[Extracted records]

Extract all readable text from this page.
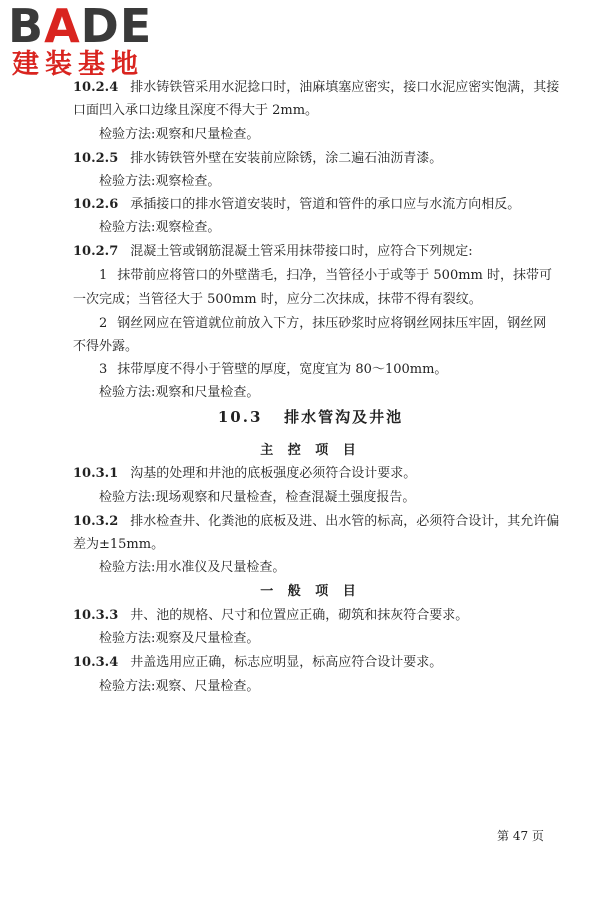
BADE
建装基地
10.2.4 排水铸铁管采用水泥捻口时，油麻填塞应密实，接口水泥应密实饱满，其接
口面凹入承口边缘且深度不得大于 2mm。
检验方法:观察和尺量检查。
10.2.5 排水铸铁管外壁在安装前应除锈，涂二遍石油沥青漆。
检验方法:观察检查。
10.2.6 承插接口的排水管道安装时，管道和管件的承口应与水流方向相反。
检验方法:观察检查。
10.2.7 混凝土管或钢筋混凝土管采用抹带接口时，应符合下列规定:
1 抹带前应将管口的外壁凿毛，扫净，当管径小于或等于 500mm 时，抹带可
一次完成；当管径大于 500mm 时，应分二次抹成，抹带不得有裂纹。
2 钢丝网应在管道就位前放入下方，抹压砂浆时应将钢丝网抹压牢固，钢丝网
不得外露。
3 抹带厚度不得小于管壁的厚度，宽度宜为 80～100mm。
检验方法:观察和尺量检查。
10.3 排水管沟及井池
主 控 项 目
10.3.1 沟基的处理和井池的底板强度必须符合设计要求。
检验方法:现场观察和尺量检查，检查混凝土强度报告。
10.3.2 排水检查井、化粪池的底板及进、出水管的标高，必须符合设计，其允许偏
差为±15mm。
检验方法:用水准仪及尺量检查。
一 般 项 目
10.3.3 井、池的规格、尺寸和位置应正确，砌筑和抹灰符合要求。
检验方法:观察及尺量检查。
10.3.4 井盖选用应正确，标志应明显，标高应符合设计要求。
检验方法:观察、尺量检查。
第 47 页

## [Task description]
Return only the number of lines in the data above that include the word "检验方法".

## [Result for this exercise]
8